Stored dataset items:
-.-.-

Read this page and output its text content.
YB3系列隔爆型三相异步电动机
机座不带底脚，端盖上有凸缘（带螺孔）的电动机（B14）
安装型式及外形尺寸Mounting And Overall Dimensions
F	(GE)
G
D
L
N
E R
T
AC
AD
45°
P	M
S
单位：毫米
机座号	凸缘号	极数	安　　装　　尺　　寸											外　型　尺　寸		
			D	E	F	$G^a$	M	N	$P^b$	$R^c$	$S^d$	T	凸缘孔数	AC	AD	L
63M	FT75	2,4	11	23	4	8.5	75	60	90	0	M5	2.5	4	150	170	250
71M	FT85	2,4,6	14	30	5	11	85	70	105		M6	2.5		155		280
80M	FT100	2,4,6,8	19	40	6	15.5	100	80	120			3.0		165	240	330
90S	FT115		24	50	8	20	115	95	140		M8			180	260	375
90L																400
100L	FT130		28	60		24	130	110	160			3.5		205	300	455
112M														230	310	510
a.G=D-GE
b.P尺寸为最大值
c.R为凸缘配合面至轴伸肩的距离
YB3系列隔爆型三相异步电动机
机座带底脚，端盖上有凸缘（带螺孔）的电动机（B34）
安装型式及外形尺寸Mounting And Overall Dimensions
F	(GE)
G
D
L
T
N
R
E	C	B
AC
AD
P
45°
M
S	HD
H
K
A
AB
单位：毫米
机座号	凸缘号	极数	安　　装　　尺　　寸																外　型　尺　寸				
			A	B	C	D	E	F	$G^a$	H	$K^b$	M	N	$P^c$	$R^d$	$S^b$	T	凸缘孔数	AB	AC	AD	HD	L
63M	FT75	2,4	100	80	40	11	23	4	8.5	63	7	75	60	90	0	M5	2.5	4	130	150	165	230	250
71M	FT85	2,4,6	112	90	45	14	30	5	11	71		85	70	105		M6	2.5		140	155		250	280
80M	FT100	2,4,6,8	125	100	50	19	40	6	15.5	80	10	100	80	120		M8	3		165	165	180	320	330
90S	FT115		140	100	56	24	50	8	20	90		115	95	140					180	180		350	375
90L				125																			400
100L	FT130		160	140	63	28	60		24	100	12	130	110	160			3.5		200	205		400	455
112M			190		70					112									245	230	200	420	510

-.-.-

PROBLEM DETAILS ▸
Copy out the whole listing exactly; please set it all down.

EXERCISE ANSWER ▸
Read this page and output its text content.
YB3系列隔爆型三相异步电动机
机座不带底脚，端盖上有凸缘（带螺孔）的电动机（B14）
安装型式及外形尺寸Mounting And Overall Dimensions
F	(GE)
G
D
L
N
E R
T
AC
AD
45°
P	M
S
单位：毫米
机座号	凸缘号	极数	安　　装　　尺　　寸											外　型　尺　寸		
			D	E	F	$G^a$	M	N	$P^b$	$R^c$	$S^d$	T	凸缘孔数	AC	AD	L
63M	FT75	2,4	11	23	4	8.5	75	60	90	0	M5	2.5	4	150	170	250
71M	FT85	2,4,6	14	30	5	11	85	70	105		M6	2.5		155		280
80M	FT100	2,4,6,8	19	40	6	15.5	100	80	120			3.0		165	240	330
90S	FT115		24	50	8	20	115	95	140		M8			180	260	375
90L																400
100L	FT130		28	60		24	130	110	160			3.5		205	300	455
112M														230	310	510
a.G=D-GE
b.P尺寸为最大值
c.R为凸缘配合面至轴伸肩的距离
YB3系列隔爆型三相异步电动机
机座带底脚，端盖上有凸缘（带螺孔）的电动机（B34）
安装型式及外形尺寸Mounting And Overall Dimensions
F	(GE)
G
D
L
T
N
R
E	C	B
AC
AD
P
45°
M
S	HD
H
K
A
AB
单位：毫米
机座号	凸缘号	极数	安　　装　　尺　　寸																外　型　尺　寸				
			A	B	C	D	E	F	$G^a$	H	$K^b$	M	N	$P^c$	$R^d$	$S^b$	T	凸缘孔数	AB	AC	AD	HD	L
63M	FT75	2,4	100	80	40	11	23	4	8.5	63	7	75	60	90	0	M5	2.5	4	130	150	165	230	250
71M	FT85	2,4,6	112	90	45	14	30	5	11	71		85	70	105		M6	2.5		140	155		250	280
80M	FT100	2,4,6,8	125	100	50	19	40	6	15.5	80	10	100	80	120		M8	3		165	165	180	320	330
90S	FT115		140	100	56	24	50	8	20	90		115	95	140					180	180		350	375
90L				125																			400
100L	FT130		160	140	63	28	60		24	100	12	130	110	160			3.5		200	205		400	455
112M			190		70					112									245	230	200	420	510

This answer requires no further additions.